Task requirements:
[A] Copy a passage from the text on moving to the country word for word, beginning at the words "A Move to the Country" and ending after "energy descent future.".
[B] Select every line of the records that contains the string "title", matching case exactly.

Selected excerpt:
──────────

A Move to the Country

For most of my life, except for periods spent at remote Royal Air Force sites, I have lived in cities or city suburbs.  At the end of March 2011 I decided that in the absence of any better, possible or imminent alternatives and because the rental lease on my current home (I had been there for 8 years) had only a couple of months to run, I needed to make a fairly swift move that would take me in the direction of the sort of life for which I have been looking since becoming aware, in the few preceding years, of the need to prepare for an energy descent future.

During that time I had also retired, collected my superannuation savings (such as they were), obtained a Permaculture Design Certificate (PDC) on a course run by the well known and slightly infamous co-founder of Permaculture, Bill Mollison, and the less infamous but becoming very well known around the globe for his Permaculture expertise and flair, Geoff Lawton.  In my search for somewhere to go I initially looked for vacant rural land and/or an old (and cheap) property with some land on which I could practice for a degree of self-sufficiency.  I found neither, that I could afford to buy.  Rural Land and properties were either too expensive, too large, subject to flooding (thankfully the long drought broke around that time and many of the places on my list were under water), or what I was wishing to do ie. live on and work a remote piece of land, was not something that local zoning requirements would have allowed.  I had also toyed with the idea of buying a mobile home and following the sun, as many new retirees now do, but that lifestyle did not fit well with my new philosophy for the future.

──────────

Material for this task:
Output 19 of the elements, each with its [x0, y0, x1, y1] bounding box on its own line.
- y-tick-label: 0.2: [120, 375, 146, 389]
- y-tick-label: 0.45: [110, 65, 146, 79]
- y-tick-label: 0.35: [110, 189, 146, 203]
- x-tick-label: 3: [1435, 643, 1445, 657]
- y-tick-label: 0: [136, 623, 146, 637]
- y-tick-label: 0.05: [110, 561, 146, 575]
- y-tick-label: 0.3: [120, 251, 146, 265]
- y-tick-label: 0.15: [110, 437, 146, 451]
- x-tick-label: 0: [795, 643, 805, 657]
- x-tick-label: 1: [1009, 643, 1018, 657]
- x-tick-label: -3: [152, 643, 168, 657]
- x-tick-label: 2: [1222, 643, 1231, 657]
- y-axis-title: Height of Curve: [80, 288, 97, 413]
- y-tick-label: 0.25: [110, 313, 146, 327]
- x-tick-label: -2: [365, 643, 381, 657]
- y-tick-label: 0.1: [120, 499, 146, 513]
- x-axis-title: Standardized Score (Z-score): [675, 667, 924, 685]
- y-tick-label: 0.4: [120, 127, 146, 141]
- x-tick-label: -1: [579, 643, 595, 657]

──────────

Replies:
[A]
A Move to the Country

For most of my life, except for periods spent at remote Royal Air Force sites, I have lived in cities or city suburbs.  At the end of March 2011 I decided that in the absence of any better, possible or imminent alternatives and because the rental lease on my current home (I had been there for 8 years) had only a couple of months to run, I needed to make a fairly swift move that would take me in the direction of the sort of life for which I have been looking since becoming aware, in the few preceding years, of the need to prepare for an energy descent future.

[B]
- y-axis-title: Height of Curve: [80, 288, 97, 413]
- x-axis-title: Standardized Score (Z-score): [675, 667, 924, 685]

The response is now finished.